▶ Raw records

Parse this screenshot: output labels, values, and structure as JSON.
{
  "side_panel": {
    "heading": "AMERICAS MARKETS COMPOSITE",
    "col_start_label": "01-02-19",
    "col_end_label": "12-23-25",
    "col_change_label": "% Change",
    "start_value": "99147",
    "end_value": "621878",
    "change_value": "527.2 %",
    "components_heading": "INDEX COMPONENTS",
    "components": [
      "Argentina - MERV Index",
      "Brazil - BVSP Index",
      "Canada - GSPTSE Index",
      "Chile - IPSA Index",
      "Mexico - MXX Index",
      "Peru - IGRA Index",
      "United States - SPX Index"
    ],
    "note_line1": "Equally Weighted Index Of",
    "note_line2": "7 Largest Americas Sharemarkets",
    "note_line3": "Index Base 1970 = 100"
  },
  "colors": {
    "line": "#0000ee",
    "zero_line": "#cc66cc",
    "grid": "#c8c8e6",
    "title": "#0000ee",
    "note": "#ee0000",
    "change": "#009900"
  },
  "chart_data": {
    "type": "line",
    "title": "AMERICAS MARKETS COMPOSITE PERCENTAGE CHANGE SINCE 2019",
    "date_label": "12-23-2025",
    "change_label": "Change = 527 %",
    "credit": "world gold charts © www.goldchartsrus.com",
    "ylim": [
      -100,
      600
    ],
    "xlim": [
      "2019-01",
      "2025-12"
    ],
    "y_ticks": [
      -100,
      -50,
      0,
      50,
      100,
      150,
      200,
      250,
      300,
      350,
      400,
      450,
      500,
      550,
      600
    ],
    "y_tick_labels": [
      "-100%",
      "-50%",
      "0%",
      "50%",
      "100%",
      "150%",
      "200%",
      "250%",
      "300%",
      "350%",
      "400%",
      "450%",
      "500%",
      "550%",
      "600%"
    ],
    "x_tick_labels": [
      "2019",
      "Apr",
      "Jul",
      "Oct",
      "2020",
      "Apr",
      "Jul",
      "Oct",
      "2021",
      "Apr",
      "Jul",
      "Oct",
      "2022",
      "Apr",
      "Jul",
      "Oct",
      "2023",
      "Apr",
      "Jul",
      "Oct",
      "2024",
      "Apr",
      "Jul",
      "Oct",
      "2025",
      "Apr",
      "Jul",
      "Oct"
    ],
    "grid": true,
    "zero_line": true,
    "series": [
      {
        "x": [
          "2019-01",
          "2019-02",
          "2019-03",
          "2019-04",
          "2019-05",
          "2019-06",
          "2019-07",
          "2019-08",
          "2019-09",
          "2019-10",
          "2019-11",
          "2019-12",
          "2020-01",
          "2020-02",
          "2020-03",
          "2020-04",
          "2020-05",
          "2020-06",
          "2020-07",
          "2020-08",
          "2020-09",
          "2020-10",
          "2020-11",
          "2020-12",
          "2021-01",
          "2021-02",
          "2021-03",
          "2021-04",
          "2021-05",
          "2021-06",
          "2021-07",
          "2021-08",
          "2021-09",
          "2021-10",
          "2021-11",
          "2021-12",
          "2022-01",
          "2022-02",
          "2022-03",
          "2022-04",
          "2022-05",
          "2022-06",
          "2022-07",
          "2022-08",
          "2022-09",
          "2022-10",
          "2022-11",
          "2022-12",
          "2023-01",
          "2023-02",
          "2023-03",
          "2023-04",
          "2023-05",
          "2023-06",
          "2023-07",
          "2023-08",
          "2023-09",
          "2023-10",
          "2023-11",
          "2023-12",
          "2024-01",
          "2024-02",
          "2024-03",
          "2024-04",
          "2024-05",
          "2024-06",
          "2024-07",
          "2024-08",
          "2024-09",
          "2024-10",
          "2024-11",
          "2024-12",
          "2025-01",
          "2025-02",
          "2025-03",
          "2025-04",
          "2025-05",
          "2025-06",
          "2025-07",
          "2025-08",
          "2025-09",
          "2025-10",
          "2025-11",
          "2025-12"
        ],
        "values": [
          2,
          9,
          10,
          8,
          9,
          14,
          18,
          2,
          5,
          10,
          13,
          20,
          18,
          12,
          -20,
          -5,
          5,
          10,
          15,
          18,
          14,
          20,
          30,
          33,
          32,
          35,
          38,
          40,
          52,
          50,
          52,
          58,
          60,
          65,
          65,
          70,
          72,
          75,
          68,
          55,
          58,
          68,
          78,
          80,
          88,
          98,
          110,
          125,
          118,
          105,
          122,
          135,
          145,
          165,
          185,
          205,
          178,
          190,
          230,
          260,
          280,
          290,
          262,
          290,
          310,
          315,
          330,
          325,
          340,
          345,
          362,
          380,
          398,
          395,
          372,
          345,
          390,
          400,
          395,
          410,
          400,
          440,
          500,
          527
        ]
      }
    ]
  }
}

▶ Exercise prompt
Hand back the material above in full, exactly as written.

▶ Reply to the task
Parse this screenshot: output labels, values, and structure as JSON.
{
  "side_panel": {
    "heading": "AMERICAS MARKETS COMPOSITE",
    "col_start_label": "01-02-19",
    "col_end_label": "12-23-25",
    "col_change_label": "% Change",
    "start_value": "99147",
    "end_value": "621878",
    "change_value": "527.2 %",
    "components_heading": "INDEX COMPONENTS",
    "components": [
      "Argentina - MERV Index",
      "Brazil - BVSP Index",
      "Canada - GSPTSE Index",
      "Chile - IPSA Index",
      "Mexico - MXX Index",
      "Peru - IGRA Index",
      "United States - SPX Index"
    ],
    "note_line1": "Equally Weighted Index Of",
    "note_line2": "7 Largest Americas Sharemarkets",
    "note_line3": "Index Base 1970 = 100"
  },
  "colors": {
    "line": "#0000ee",
    "zero_line": "#cc66cc",
    "grid": "#c8c8e6",
    "title": "#0000ee",
    "note": "#ee0000",
    "change": "#009900"
  },
  "chart_data": {
    "type": "line",
    "title": "AMERICAS MARKETS COMPOSITE PERCENTAGE CHANGE SINCE 2019",
    "date_label": "12-23-2025",
    "change_label": "Change = 527 %",
    "credit": "world gold charts © www.goldchartsrus.com",
    "ylim": [
      -100,
      600
    ],
    "xlim": [
      "2019-01",
      "2025-12"
    ],
    "y_ticks": [
      -100,
      -50,
      0,
      50,
      100,
      150,
      200,
      250,
      300,
      350,
      400,
      450,
      500,
      550,
      600
    ],
    "y_tick_labels": [
      "-100%",
      "-50%",
      "0%",
      "50%",
      "100%",
      "150%",
      "200%",
      "250%",
      "300%",
      "350%",
      "400%",
      "450%",
      "500%",
      "550%",
      "600%"
    ],
    "x_tick_labels": [
      "2019",
      "Apr",
      "Jul",
      "Oct",
      "2020",
      "Apr",
      "Jul",
      "Oct",
      "2021",
      "Apr",
      "Jul",
      "Oct",
      "2022",
      "Apr",
      "Jul",
      "Oct",
      "2023",
      "Apr",
      "Jul",
      "Oct",
      "2024",
      "Apr",
      "Jul",
      "Oct",
      "2025",
      "Apr",
      "Jul",
      "Oct"
    ],
    "grid": true,
    "zero_line": true,
    "series": [
      {
        "x": [
          "2019-01",
          "2019-02",
          "2019-03",
          "2019-04",
          "2019-05",
          "2019-06",
          "2019-07",
          "2019-08",
          "2019-09",
          "2019-10",
          "2019-11",
          "2019-12",
          "2020-01",
          "2020-02",
          "2020-03",
          "2020-04",
          "2020-05",
          "2020-06",
          "2020-07",
          "2020-08",
          "2020-09",
          "2020-10",
          "2020-11",
          "2020-12",
          "2021-01",
          "2021-02",
          "2021-03",
          "2021-04",
          "2021-05",
          "2021-06",
          "2021-07",
          "2021-08",
          "2021-09",
          "2021-10",
          "2021-11",
          "2021-12",
          "2022-01",
          "2022-02",
          "2022-03",
          "2022-04",
          "2022-05",
          "2022-06",
          "2022-07",
          "2022-08",
          "2022-09",
          "2022-10",
          "2022-11",
          "2022-12",
          "2023-01",
          "2023-02",
          "2023-03",
          "2023-04",
          "2023-05",
          "2023-06",
          "2023-07",
          "2023-08",
          "2023-09",
          "2023-10",
          "2023-11",
          "2023-12",
          "2024-01",
          "2024-02",
          "2024-03",
          "2024-04",
          "2024-05",
          "2024-06",
          "2024-07",
          "2024-08",
          "2024-09",
          "2024-10",
          "2024-11",
          "2024-12",
          "2025-01",
          "2025-02",
          "2025-03",
          "2025-04",
          "2025-05",
          "2025-06",
          "2025-07",
          "2025-08",
          "2025-09",
          "2025-10",
          "2025-11",
          "2025-12"
        ],
        "values": [
          2,
          9,
          10,
          8,
          9,
          14,
          18,
          2,
          5,
          10,
          13,
          20,
          18,
          12,
          -20,
          -5,
          5,
          10,
          15,
          18,
          14,
          20,
          30,
          33,
          32,
          35,
          38,
          40,
          52,
          50,
          52,
          58,
          60,
          65,
          65,
          70,
          72,
          75,
          68,
          55,
          58,
          68,
          78,
          80,
          88,
          98,
          110,
          125,
          118,
          105,
          122,
          135,
          145,
          165,
          185,
          205,
          178,
          190,
          230,
          260,
          280,
          290,
          262,
          290,
          310,
          315,
          330,
          325,
          340,
          345,
          362,
          380,
          398,
          395,
          372,
          345,
          390,
          400,
          395,
          410,
          400,
          440,
          500,
          527
        ]
      }
    ]
  }
}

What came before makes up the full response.